> DIRECTIVE:
Starting at the line with "What does this", transcribe each line through the final one, both included, and add nothing.

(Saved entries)
━━━━━━
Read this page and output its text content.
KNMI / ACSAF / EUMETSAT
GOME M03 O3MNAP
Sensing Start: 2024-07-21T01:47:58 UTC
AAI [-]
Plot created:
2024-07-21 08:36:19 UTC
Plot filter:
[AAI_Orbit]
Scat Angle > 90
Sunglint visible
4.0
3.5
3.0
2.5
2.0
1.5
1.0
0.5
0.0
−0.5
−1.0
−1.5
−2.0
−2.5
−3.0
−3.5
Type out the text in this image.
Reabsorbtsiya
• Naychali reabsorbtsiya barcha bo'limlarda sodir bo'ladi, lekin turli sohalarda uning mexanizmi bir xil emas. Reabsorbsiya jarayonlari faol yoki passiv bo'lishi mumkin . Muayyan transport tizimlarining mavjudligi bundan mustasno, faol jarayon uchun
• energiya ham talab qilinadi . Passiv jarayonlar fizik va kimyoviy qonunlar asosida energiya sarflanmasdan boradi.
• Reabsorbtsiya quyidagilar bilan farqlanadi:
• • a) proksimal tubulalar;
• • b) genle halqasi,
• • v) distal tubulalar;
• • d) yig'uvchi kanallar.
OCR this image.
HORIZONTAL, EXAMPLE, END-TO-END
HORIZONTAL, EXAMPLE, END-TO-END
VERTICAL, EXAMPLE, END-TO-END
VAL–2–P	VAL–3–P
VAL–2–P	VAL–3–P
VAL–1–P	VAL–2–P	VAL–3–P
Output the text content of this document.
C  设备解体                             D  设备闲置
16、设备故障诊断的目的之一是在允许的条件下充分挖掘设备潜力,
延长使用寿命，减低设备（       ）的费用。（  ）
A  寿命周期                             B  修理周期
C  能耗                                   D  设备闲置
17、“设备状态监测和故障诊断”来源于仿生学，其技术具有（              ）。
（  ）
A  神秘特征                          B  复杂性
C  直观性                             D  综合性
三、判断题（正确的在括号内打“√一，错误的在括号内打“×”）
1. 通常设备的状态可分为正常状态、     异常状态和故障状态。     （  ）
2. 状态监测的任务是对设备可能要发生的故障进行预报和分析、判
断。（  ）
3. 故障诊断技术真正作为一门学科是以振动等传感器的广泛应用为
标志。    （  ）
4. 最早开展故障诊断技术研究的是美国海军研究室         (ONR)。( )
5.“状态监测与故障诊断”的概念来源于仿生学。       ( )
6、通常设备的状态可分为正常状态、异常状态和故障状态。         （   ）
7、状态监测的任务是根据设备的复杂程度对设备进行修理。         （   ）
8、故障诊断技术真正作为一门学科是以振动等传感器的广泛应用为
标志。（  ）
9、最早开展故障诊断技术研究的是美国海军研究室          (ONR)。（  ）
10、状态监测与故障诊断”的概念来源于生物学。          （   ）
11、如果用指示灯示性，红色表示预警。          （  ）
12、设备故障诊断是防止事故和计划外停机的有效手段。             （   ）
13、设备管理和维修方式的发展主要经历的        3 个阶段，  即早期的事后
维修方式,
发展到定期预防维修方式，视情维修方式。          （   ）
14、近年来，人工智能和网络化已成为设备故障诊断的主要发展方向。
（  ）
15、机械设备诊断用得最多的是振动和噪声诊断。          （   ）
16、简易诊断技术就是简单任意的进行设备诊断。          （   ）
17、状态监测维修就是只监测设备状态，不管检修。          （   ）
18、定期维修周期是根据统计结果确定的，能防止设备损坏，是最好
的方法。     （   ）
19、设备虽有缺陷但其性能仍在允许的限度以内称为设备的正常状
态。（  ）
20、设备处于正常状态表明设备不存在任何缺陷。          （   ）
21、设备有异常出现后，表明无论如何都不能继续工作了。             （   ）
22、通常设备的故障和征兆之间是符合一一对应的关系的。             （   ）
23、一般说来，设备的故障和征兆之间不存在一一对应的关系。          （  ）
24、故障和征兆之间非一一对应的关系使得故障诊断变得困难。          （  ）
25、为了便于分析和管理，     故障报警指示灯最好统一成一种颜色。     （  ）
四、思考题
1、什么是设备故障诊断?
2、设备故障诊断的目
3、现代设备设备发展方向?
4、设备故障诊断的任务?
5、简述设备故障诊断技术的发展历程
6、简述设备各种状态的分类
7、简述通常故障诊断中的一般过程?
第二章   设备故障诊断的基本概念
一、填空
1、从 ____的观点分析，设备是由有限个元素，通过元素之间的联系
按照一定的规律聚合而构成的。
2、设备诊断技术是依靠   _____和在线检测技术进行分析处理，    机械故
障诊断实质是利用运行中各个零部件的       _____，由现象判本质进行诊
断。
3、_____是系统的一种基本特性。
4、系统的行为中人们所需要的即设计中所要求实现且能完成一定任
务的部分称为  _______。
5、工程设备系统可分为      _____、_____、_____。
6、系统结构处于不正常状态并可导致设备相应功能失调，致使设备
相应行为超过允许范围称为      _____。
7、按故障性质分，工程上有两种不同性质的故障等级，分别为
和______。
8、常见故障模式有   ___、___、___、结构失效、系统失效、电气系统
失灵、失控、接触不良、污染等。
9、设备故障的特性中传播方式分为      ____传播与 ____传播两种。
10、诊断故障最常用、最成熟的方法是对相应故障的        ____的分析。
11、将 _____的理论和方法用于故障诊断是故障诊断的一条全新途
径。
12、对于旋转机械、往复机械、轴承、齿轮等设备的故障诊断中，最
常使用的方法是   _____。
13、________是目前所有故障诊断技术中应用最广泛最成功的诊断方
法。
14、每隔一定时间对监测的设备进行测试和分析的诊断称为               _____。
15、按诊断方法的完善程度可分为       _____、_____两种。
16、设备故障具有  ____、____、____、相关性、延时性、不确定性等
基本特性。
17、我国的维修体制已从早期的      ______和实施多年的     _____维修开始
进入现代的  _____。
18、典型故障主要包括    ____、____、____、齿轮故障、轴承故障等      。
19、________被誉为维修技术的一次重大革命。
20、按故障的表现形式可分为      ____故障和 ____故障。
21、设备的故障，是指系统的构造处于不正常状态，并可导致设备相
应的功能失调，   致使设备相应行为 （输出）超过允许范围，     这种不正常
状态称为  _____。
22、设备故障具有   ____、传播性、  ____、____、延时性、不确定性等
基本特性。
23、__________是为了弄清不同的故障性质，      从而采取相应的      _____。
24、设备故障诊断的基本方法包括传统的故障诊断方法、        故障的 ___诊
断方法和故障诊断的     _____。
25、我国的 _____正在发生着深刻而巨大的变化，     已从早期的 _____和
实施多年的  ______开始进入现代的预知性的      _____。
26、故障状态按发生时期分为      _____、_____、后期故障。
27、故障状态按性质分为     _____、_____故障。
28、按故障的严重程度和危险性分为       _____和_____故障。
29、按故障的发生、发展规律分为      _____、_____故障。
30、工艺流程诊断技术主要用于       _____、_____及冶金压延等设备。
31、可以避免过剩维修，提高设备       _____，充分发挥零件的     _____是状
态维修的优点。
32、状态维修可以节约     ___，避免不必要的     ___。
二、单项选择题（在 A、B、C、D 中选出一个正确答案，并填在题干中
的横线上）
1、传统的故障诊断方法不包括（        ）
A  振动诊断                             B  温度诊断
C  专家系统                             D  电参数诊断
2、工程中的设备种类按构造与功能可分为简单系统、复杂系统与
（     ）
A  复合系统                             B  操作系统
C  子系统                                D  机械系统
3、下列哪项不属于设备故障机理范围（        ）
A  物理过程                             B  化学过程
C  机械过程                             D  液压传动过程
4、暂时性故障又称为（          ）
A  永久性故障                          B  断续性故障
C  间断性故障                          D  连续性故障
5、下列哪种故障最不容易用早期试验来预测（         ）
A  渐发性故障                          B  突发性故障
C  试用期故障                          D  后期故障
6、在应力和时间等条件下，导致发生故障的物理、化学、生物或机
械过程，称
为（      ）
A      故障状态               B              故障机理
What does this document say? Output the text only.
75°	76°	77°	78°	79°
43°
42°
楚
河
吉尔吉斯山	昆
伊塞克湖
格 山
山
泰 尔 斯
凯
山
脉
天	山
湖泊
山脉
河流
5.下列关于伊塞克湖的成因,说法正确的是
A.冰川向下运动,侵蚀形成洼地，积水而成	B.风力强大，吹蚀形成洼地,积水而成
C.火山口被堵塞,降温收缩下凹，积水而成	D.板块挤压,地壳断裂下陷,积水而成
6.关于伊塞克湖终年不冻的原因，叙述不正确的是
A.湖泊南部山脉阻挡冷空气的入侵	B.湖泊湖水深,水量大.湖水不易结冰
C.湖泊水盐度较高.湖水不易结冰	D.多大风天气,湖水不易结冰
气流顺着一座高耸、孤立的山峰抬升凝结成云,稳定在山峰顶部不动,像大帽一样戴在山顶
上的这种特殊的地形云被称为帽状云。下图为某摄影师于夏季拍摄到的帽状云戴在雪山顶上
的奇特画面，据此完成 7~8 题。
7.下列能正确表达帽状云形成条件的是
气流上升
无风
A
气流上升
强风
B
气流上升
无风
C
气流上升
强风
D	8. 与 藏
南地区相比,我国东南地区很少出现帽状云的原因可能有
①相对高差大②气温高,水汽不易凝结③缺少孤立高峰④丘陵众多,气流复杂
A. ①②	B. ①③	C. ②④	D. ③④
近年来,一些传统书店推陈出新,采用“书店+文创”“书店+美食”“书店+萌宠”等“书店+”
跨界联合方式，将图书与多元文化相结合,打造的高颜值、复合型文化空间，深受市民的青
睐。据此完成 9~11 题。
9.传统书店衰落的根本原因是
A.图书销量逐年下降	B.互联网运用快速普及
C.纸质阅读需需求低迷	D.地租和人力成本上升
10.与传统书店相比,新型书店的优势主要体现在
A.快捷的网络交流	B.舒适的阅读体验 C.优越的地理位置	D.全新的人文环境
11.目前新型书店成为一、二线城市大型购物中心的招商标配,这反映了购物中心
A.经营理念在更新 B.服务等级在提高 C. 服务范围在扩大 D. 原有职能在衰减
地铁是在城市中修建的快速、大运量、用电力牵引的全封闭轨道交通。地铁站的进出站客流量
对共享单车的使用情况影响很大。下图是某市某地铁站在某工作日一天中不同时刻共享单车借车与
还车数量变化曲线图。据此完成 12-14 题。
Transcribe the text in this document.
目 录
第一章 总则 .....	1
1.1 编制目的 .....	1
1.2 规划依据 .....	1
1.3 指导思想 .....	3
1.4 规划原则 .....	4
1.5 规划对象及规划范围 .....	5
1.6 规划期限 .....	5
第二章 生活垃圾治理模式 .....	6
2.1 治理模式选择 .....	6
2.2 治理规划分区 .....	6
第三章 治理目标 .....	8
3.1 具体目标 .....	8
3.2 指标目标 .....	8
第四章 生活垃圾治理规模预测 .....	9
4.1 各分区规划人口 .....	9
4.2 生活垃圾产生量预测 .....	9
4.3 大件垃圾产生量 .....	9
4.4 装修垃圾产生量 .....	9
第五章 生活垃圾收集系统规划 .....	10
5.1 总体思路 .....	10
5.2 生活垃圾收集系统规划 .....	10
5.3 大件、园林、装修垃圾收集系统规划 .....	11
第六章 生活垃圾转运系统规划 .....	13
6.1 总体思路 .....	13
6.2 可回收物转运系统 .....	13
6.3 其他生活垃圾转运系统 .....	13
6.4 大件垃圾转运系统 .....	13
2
━━━━━━
> FINAL RESULT:
What does this document say? Output the text only.
75°	76°	77°	78°	79°
43°
42°
楚
河
吉尔吉斯山	昆
伊塞克湖
格 山
山
泰 尔 斯
凯
山
脉
天	山
湖泊
山脉
河流
5.下列关于伊塞克湖的成因,说法正确的是
A.冰川向下运动,侵蚀形成洼地，积水而成	B.风力强大，吹蚀形成洼地,积水而成
C.火山口被堵塞,降温收缩下凹，积水而成	D.板块挤压,地壳断裂下陷,积水而成
6.关于伊塞克湖终年不冻的原因，叙述不正确的是
A.湖泊南部山脉阻挡冷空气的入侵	B.湖泊湖水深,水量大.湖水不易结冰
C.湖泊水盐度较高.湖水不易结冰	D.多大风天气,湖水不易结冰
气流顺着一座高耸、孤立的山峰抬升凝结成云,稳定在山峰顶部不动,像大帽一样戴在山顶
上的这种特殊的地形云被称为帽状云。下图为某摄影师于夏季拍摄到的帽状云戴在雪山顶上
的奇特画面，据此完成 7~8 题。
7.下列能正确表达帽状云形成条件的是
气流上升
无风
A
气流上升
强风
B
气流上升
无风
C
气流上升
强风
D	8. 与 藏
南地区相比,我国东南地区很少出现帽状云的原因可能有
①相对高差大②气温高,水汽不易凝结③缺少孤立高峰④丘陵众多,气流复杂
A. ①②	B. ①③	C. ②④	D. ③④
近年来,一些传统书店推陈出新,采用“书店+文创”“书店+美食”“书店+萌宠”等“书店+”
跨界联合方式，将图书与多元文化相结合,打造的高颜值、复合型文化空间，深受市民的青
睐。据此完成 9~11 题。
9.传统书店衰落的根本原因是
A.图书销量逐年下降	B.互联网运用快速普及
C.纸质阅读需需求低迷	D.地租和人力成本上升
10.与传统书店相比,新型书店的优势主要体现在
A.快捷的网络交流	B.舒适的阅读体验 C.优越的地理位置	D.全新的人文环境
11.目前新型书店成为一、二线城市大型购物中心的招商标配,这反映了购物中心
A.经营理念在更新 B.服务等级在提高 C. 服务范围在扩大 D. 原有职能在衰减
地铁是在城市中修建的快速、大运量、用电力牵引的全封闭轨道交通。地铁站的进出站客流量
对共享单车的使用情况影响很大。下图是某市某地铁站在某工作日一天中不同时刻共享单车借车与
还车数量变化曲线图。据此完成 12-14 题。
Transcribe the text in this document.
目 录
第一章 总则 .....	1
1.1 编制目的 .....	1
1.2 规划依据 .....	1
1.3 指导思想 .....	3
1.4 规划原则 .....	4
1.5 规划对象及规划范围 .....	5
1.6 规划期限 .....	5
第二章 生活垃圾治理模式 .....	6
2.1 治理模式选择 .....	6
2.2 治理规划分区 .....	6
第三章 治理目标 .....	8
3.1 具体目标 .....	8
3.2 指标目标 .....	8
第四章 生活垃圾治理规模预测 .....	9
4.1 各分区规划人口 .....	9
4.2 生活垃圾产生量预测 .....	9
4.3 大件垃圾产生量 .....	9
4.4 装修垃圾产生量 .....	9
第五章 生活垃圾收集系统规划 .....	10
5.1 总体思路 .....	10
5.2 生活垃圾收集系统规划 .....	10
5.3 大件、园林、装修垃圾收集系统规划 .....	11
第六章 生活垃圾转运系统规划 .....	13
6.1 总体思路 .....	13
6.2 可回收物转运系统 .....	13
6.3 其他生活垃圾转运系统 .....	13
6.4 大件垃圾转运系统 .....	13
2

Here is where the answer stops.